Salin ulang seluruh baris catatan di bawah ini tanpa mengubah satu karakter pun.

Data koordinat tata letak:
###

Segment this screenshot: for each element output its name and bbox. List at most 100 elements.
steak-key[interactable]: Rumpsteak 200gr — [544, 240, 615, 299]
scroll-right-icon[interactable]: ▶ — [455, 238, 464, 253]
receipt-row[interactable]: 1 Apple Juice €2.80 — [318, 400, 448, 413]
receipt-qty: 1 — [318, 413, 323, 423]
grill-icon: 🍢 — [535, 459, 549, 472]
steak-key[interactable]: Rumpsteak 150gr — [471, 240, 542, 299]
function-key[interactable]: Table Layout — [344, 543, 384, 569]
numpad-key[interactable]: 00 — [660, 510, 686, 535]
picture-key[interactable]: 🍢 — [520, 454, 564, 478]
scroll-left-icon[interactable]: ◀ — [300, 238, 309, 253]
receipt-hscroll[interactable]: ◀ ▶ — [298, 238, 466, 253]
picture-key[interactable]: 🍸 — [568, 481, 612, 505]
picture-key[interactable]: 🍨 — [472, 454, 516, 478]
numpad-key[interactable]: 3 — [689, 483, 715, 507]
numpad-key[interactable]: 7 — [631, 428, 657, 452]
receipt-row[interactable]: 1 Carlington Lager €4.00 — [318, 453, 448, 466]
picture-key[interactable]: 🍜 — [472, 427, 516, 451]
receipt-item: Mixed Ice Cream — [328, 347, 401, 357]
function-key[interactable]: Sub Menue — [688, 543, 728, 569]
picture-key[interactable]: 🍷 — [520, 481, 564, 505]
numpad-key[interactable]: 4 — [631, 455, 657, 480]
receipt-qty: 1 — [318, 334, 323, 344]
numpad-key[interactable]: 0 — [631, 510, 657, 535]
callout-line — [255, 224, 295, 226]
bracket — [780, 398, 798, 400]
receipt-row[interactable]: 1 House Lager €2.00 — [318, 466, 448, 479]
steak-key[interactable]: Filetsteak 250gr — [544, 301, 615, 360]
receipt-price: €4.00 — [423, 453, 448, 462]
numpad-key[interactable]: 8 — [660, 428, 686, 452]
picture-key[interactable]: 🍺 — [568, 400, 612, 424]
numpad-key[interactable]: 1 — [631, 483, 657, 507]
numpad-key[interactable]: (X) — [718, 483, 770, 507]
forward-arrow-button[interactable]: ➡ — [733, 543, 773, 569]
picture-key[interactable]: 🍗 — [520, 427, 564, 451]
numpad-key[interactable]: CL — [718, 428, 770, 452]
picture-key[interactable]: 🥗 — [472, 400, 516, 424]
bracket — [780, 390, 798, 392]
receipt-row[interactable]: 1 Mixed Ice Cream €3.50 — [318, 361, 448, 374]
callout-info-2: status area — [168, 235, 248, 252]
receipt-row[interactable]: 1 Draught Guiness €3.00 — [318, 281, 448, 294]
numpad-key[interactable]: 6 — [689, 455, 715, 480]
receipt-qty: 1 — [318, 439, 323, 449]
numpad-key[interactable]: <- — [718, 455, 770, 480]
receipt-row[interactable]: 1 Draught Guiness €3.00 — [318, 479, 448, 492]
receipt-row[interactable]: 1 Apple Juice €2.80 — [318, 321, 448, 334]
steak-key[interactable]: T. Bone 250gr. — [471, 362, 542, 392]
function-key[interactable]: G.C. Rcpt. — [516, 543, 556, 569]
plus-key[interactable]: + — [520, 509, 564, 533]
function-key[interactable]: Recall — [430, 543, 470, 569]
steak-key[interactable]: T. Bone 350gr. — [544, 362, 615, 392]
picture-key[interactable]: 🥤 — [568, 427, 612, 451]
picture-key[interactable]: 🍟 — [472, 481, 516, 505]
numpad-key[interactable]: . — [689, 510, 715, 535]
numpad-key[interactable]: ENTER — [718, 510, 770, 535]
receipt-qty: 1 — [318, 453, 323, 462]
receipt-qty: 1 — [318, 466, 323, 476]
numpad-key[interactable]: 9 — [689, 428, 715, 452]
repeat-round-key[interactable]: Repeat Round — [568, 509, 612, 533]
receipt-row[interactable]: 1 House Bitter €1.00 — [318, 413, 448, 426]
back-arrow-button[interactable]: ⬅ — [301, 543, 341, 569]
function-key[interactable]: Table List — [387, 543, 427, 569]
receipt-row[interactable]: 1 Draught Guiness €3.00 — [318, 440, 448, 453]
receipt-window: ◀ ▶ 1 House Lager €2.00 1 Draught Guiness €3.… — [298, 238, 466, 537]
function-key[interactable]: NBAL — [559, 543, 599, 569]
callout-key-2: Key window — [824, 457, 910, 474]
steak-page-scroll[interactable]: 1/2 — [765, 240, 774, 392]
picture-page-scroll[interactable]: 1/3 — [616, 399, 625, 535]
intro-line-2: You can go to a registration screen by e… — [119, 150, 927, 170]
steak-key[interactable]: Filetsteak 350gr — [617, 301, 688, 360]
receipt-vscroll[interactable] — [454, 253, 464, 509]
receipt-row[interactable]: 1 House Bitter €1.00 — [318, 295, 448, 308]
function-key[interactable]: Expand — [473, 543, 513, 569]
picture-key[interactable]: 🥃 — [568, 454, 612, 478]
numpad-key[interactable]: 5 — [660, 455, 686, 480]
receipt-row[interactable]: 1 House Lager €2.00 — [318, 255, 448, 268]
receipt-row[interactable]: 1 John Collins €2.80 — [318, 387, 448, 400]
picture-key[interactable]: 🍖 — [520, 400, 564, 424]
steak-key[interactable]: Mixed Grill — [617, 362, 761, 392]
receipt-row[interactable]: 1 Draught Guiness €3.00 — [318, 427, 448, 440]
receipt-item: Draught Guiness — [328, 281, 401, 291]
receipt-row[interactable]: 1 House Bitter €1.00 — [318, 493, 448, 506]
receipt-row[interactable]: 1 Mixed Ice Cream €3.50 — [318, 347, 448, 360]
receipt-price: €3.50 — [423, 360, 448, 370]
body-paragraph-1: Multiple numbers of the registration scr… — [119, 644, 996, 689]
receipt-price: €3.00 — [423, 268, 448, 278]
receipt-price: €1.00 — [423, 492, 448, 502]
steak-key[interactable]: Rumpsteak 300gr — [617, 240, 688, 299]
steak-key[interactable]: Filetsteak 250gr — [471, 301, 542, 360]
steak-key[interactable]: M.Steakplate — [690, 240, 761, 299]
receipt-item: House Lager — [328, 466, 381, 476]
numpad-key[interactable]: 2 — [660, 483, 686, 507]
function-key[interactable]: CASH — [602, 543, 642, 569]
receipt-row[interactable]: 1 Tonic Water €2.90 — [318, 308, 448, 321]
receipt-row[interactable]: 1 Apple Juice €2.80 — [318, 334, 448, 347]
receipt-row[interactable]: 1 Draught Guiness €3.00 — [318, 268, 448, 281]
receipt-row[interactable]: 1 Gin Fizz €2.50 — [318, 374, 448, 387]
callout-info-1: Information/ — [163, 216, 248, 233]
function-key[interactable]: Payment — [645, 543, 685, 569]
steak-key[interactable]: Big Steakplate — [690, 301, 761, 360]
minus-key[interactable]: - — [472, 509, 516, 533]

###

**JAWABAN YANG DIHARAPKAN:**
Segment this screenshot: for each element output its name and bbox. List at most 100 elements.
steak-key[interactable]: Rumpsteak 200gr — [544, 240, 615, 299]
scroll-right-icon[interactable]: ▶ — [455, 238, 464, 253]
receipt-row[interactable]: 1 Apple Juice €2.80 — [318, 400, 448, 413]
receipt-qty: 1 — [318, 413, 323, 423]
grill-icon: 🍢 — [535, 459, 549, 472]
steak-key[interactable]: Rumpsteak 150gr — [471, 240, 542, 299]
function-key[interactable]: Table Layout — [344, 543, 384, 569]
numpad-key[interactable]: 00 — [660, 510, 686, 535]
picture-key[interactable]: 🍢 — [520, 454, 564, 478]
scroll-left-icon[interactable]: ◀ — [300, 238, 309, 253]
receipt-hscroll[interactable]: ◀ ▶ — [298, 238, 466, 253]
picture-key[interactable]: 🍸 — [568, 481, 612, 505]
picture-key[interactable]: 🍨 — [472, 454, 516, 478]
numpad-key[interactable]: 3 — [689, 483, 715, 507]
numpad-key[interactable]: 7 — [631, 428, 657, 452]
receipt-row[interactable]: 1 Carlington Lager €4.00 — [318, 453, 448, 466]
picture-key[interactable]: 🍜 — [472, 427, 516, 451]
receipt-item: Mixed Ice Cream — [328, 347, 401, 357]
function-key[interactable]: Sub Menue — [688, 543, 728, 569]
picture-key[interactable]: 🍷 — [520, 481, 564, 505]
numpad-key[interactable]: 4 — [631, 455, 657, 480]
receipt-qty: 1 — [318, 334, 323, 344]
numpad-key[interactable]: 0 — [631, 510, 657, 535]
callout-line — [255, 224, 295, 226]
bracket — [780, 398, 798, 400]
receipt-row[interactable]: 1 House Lager €2.00 — [318, 466, 448, 479]
steak-key[interactable]: Filetsteak 250gr — [544, 301, 615, 360]
receipt-price: €4.00 — [423, 453, 448, 462]
numpad-key[interactable]: 8 — [660, 428, 686, 452]
picture-key[interactable]: 🍺 — [568, 400, 612, 424]
numpad-key[interactable]: 1 — [631, 483, 657, 507]
numpad-key[interactable]: (X) — [718, 483, 770, 507]
forward-arrow-button[interactable]: ➡ — [733, 543, 773, 569]
picture-key[interactable]: 🍗 — [520, 427, 564, 451]
numpad-key[interactable]: CL — [718, 428, 770, 452]
picture-key[interactable]: 🥗 — [472, 400, 516, 424]
bracket — [780, 390, 798, 392]
receipt-row[interactable]: 1 Mixed Ice Cream €3.50 — [318, 361, 448, 374]
callout-info-2: status area — [168, 235, 248, 252]
receipt-row[interactable]: 1 Draught Guiness €3.00 — [318, 281, 448, 294]
numpad-key[interactable]: 6 — [689, 455, 715, 480]
receipt-qty: 1 — [318, 439, 323, 449]
numpad-key[interactable]: <- — [718, 455, 770, 480]
receipt-row[interactable]: 1 Draught Guiness €3.00 — [318, 479, 448, 492]
receipt-row[interactable]: 1 Apple Juice €2.80 — [318, 321, 448, 334]
steak-key[interactable]: T. Bone 250gr. — [471, 362, 542, 392]
function-key[interactable]: G.C. Rcpt. — [516, 543, 556, 569]
plus-key[interactable]: + — [520, 509, 564, 533]
function-key[interactable]: Recall — [430, 543, 470, 569]
steak-key[interactable]: T. Bone 350gr. — [544, 362, 615, 392]
picture-key[interactable]: 🥤 — [568, 427, 612, 451]
picture-key[interactable]: 🍟 — [472, 481, 516, 505]
numpad-key[interactable]: . — [689, 510, 715, 535]
numpad-key[interactable]: ENTER — [718, 510, 770, 535]
receipt-qty: 1 — [318, 453, 323, 462]
receipt-qty: 1 — [318, 466, 323, 476]
numpad-key[interactable]: 9 — [689, 428, 715, 452]
repeat-round-key[interactable]: Repeat Round — [568, 509, 612, 533]
receipt-row[interactable]: 1 House Bitter €1.00 — [318, 413, 448, 426]
back-arrow-button[interactable]: ⬅ — [301, 543, 341, 569]
function-key[interactable]: Table List — [387, 543, 427, 569]
receipt-row[interactable]: 1 Draught Guiness €3.00 — [318, 440, 448, 453]
receipt-window: ◀ ▶ 1 House Lager €2.00 1 Draught Guiness €3.… — [298, 238, 466, 537]
function-key[interactable]: NBAL — [559, 543, 599, 569]
callout-key-2: Key window — [824, 457, 910, 474]
steak-page-scroll[interactable]: 1/2 — [765, 240, 774, 392]
picture-page-scroll[interactable]: 1/3 — [616, 399, 625, 535]
intro-line-2: You can go to a registration screen by e… — [119, 150, 927, 170]
steak-key[interactable]: Filetsteak 350gr — [617, 301, 688, 360]
receipt-vscroll[interactable] — [454, 253, 464, 509]
receipt-row[interactable]: 1 House Bitter €1.00 — [318, 295, 448, 308]
function-key[interactable]: Expand — [473, 543, 513, 569]
picture-key[interactable]: 🥃 — [568, 454, 612, 478]
numpad-key[interactable]: 5 — [660, 455, 686, 480]
receipt-row[interactable]: 1 House Lager €2.00 — [318, 255, 448, 268]
receipt-row[interactable]: 1 John Collins €2.80 — [318, 387, 448, 400]
picture-key[interactable]: 🍖 — [520, 400, 564, 424]
steak-key[interactable]: Mixed Grill — [617, 362, 761, 392]
receipt-row[interactable]: 1 Draught Guiness €3.00 — [318, 427, 448, 440]
receipt-item: Draught Guiness — [328, 281, 401, 291]
receipt-row[interactable]: 1 House Bitter €1.00 — [318, 493, 448, 506]
receipt-row[interactable]: 1 Mixed Ice Cream €3.50 — [318, 347, 448, 360]
receipt-price: €3.50 — [423, 360, 448, 370]
body-paragraph-1: Multiple numbers of the registration scr… — [119, 644, 996, 689]
receipt-price: €3.00 — [423, 268, 448, 278]
receipt-price: €1.00 — [423, 492, 448, 502]
steak-key[interactable]: Rumpsteak 300gr — [617, 240, 688, 299]
steak-key[interactable]: Filetsteak 250gr — [471, 301, 542, 360]
steak-key[interactable]: M.Steakplate — [690, 240, 761, 299]
receipt-item: House Lager — [328, 466, 381, 476]
numpad-key[interactable]: 2 — [660, 483, 686, 507]
function-key[interactable]: CASH — [602, 543, 642, 569]
receipt-row[interactable]: 1 Tonic Water €2.90 — [318, 308, 448, 321]
receipt-row[interactable]: 1 Apple Juice €2.80 — [318, 334, 448, 347]
receipt-row[interactable]: 1 Draught Guiness €3.00 — [318, 268, 448, 281]
receipt-row[interactable]: 1 Gin Fizz €2.50 — [318, 374, 448, 387]
callout-info-1: Information/ — [163, 216, 248, 233]
function-key[interactable]: Payment — [645, 543, 685, 569]
steak-key[interactable]: Big Steakplate — [690, 301, 761, 360]
minus-key[interactable]: - — [472, 509, 516, 533]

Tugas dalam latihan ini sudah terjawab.